Task goal =>
Locate all lines with the word "book" and copy them out.

-=-=-=-=-

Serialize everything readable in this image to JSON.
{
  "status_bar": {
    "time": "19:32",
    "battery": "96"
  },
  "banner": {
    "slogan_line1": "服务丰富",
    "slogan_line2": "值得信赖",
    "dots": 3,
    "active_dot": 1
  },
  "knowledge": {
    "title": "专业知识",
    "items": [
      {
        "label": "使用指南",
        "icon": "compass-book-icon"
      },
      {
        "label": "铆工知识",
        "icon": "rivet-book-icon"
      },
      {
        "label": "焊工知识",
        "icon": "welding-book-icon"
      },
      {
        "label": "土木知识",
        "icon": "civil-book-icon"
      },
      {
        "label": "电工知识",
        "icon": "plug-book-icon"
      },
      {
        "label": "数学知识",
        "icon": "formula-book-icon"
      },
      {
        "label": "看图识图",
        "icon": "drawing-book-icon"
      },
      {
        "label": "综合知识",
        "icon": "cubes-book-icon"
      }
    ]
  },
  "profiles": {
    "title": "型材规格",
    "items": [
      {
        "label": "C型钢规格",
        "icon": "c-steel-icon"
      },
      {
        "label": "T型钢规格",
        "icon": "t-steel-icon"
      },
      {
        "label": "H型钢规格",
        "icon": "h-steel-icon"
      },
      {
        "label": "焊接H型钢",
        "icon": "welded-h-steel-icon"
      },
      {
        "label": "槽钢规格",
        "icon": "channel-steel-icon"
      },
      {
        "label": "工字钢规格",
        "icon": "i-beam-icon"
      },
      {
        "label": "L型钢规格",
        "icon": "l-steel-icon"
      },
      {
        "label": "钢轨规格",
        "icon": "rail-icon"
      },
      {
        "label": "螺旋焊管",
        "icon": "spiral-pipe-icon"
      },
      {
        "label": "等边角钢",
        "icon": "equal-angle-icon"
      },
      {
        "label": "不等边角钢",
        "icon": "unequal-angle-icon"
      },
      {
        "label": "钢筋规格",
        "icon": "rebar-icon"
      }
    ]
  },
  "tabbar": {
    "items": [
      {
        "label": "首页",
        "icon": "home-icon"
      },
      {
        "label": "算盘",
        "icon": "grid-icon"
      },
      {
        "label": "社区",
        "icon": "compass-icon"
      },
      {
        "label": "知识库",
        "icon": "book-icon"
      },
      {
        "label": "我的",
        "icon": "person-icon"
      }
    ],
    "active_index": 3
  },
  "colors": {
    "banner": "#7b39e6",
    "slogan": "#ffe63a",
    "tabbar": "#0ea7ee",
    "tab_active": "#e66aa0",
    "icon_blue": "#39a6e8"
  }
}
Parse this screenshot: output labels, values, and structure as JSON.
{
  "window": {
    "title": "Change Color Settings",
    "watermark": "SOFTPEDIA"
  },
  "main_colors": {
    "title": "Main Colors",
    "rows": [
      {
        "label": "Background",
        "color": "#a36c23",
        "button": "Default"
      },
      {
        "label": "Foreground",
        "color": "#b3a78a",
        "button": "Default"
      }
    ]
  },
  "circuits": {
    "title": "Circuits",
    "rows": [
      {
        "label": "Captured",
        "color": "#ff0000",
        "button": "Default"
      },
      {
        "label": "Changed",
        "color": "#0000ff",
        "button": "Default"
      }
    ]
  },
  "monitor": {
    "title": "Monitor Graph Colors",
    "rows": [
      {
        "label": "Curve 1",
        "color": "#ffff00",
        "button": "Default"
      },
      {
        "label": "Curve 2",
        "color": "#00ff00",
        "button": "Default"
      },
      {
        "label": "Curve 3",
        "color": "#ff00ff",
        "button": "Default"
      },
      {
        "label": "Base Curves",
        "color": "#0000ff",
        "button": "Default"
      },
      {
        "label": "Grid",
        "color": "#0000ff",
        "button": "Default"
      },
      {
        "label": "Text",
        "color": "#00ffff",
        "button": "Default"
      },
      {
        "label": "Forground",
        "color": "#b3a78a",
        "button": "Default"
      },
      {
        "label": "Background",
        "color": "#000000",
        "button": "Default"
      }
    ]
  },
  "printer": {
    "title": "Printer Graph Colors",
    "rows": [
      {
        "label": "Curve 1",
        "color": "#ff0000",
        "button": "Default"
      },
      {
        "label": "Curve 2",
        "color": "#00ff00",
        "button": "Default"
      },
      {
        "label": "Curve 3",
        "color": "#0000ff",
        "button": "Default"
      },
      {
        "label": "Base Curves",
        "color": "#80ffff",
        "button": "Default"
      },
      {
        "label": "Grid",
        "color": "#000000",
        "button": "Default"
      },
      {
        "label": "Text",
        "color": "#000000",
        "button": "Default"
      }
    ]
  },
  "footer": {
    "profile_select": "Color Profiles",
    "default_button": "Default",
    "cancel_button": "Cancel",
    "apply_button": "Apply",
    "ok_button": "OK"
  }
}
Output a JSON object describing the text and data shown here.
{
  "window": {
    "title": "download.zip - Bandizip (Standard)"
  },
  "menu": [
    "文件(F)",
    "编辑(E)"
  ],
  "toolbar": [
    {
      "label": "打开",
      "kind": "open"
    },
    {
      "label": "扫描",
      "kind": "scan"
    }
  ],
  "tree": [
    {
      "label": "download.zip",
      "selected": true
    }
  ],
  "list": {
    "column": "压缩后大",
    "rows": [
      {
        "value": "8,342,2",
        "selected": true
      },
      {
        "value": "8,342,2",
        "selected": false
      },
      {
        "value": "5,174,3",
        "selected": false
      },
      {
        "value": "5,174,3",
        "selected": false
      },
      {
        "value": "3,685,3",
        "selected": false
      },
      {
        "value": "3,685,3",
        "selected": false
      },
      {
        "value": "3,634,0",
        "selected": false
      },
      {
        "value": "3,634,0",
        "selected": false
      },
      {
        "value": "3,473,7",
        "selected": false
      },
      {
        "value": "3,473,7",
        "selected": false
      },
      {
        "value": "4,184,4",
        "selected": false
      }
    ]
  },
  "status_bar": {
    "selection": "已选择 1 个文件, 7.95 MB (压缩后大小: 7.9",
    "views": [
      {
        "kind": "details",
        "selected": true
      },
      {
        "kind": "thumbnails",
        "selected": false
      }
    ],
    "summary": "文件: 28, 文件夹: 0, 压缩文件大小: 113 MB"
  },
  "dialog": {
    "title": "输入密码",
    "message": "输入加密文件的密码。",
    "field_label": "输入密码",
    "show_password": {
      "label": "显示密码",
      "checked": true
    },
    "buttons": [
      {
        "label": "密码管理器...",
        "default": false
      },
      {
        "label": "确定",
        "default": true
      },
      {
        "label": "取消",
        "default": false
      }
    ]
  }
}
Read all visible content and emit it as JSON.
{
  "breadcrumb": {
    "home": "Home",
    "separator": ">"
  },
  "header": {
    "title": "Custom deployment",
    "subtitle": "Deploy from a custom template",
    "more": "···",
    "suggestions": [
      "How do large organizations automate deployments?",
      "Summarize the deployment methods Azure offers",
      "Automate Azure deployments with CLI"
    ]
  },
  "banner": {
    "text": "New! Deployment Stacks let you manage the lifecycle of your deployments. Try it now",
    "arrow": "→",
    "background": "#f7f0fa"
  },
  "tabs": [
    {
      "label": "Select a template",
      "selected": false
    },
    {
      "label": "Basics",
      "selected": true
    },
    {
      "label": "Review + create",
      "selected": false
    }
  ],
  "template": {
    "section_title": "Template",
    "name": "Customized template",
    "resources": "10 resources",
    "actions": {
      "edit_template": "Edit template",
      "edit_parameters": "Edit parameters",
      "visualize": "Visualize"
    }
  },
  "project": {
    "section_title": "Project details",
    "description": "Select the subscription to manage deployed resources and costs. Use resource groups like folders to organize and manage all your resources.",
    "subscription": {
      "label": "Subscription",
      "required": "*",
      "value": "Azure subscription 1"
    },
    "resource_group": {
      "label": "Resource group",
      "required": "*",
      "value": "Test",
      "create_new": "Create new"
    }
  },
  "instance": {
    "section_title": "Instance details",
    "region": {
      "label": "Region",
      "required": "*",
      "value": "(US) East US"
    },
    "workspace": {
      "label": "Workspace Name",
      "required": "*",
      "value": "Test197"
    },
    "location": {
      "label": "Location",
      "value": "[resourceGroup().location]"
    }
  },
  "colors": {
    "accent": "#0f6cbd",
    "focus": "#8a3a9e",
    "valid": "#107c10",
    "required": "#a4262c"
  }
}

-=-=-=-=-

Response below =>
        "icon": "compass-book-icon"
        "icon": "rivet-book-icon"
        "icon": "welding-book-icon"
        "icon": "civil-book-icon"
        "icon": "plug-book-icon"
        "icon": "formula-book-icon"
        "icon": "drawing-book-icon"
        "icon": "cubes-book-icon"
        "icon": "book-icon"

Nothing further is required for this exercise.